### Data
_ _ _
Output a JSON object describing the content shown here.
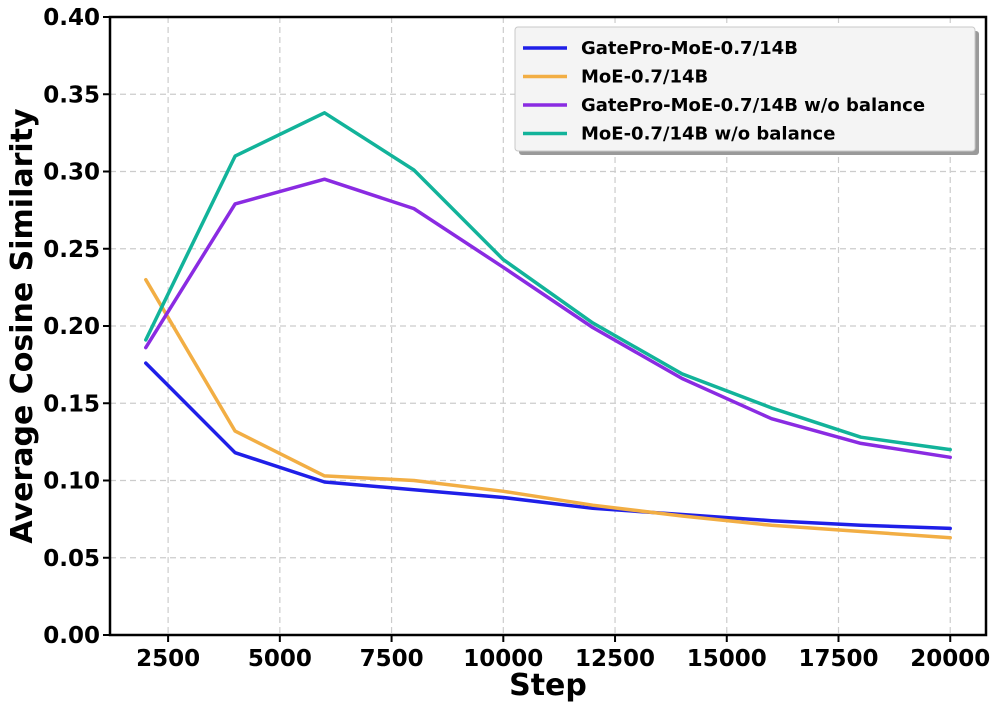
{
  "chart_data": {
    "type": "line",
    "title": "",
    "xlabel": "Step",
    "ylabel": "Average Cosine Similarity",
    "x": [
      2000,
      4000,
      6000,
      8000,
      10000,
      12000,
      14000,
      16000,
      18000,
      20000
    ],
    "xlim": [
      1200,
      20800
    ],
    "ylim": [
      0.0,
      0.4
    ],
    "xticks": [
      2500,
      5000,
      7500,
      10000,
      12500,
      15000,
      17500,
      20000
    ],
    "yticks": [
      0.0,
      0.05,
      0.1,
      0.15,
      0.2,
      0.25,
      0.3,
      0.35,
      0.4
    ],
    "xtick_labels": [
      "2500",
      "5000",
      "7500",
      "10000",
      "12500",
      "15000",
      "17500",
      "20000"
    ],
    "ytick_labels": [
      "0.00",
      "0.05",
      "0.10",
      "0.15",
      "0.20",
      "0.25",
      "0.30",
      "0.35",
      "0.40"
    ],
    "grid": true,
    "legend_position": "top-right",
    "series": [
      {
        "name": "GatePro-MoE-0.7/14B",
        "color": "#1f1fe8",
        "values": [
          0.176,
          0.118,
          0.099,
          0.094,
          0.089,
          0.082,
          0.078,
          0.074,
          0.071,
          0.069
        ]
      },
      {
        "name": "MoE-0.7/14B",
        "color": "#f2ae44",
        "values": [
          0.23,
          0.132,
          0.103,
          0.1,
          0.093,
          0.084,
          0.077,
          0.071,
          0.067,
          0.063
        ]
      },
      {
        "name": "GatePro-MoE-0.7/14B w/o balance",
        "color": "#8a2be2",
        "values": [
          0.186,
          0.279,
          0.295,
          0.276,
          0.238,
          0.199,
          0.166,
          0.14,
          0.124,
          0.115
        ]
      },
      {
        "name": "MoE-0.7/14B w/o balance",
        "color": "#12b39a",
        "values": [
          0.191,
          0.31,
          0.338,
          0.301,
          0.243,
          0.202,
          0.169,
          0.147,
          0.128,
          0.12
        ]
      }
    ]
  }
}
_ _ _
### Directive
All lines above with "GatePro" in them should be returned.

### Result of the exercise
        "name": "GatePro-MoE-0.7/14B",
        "name": "GatePro-MoE-0.7/14B w/o balance",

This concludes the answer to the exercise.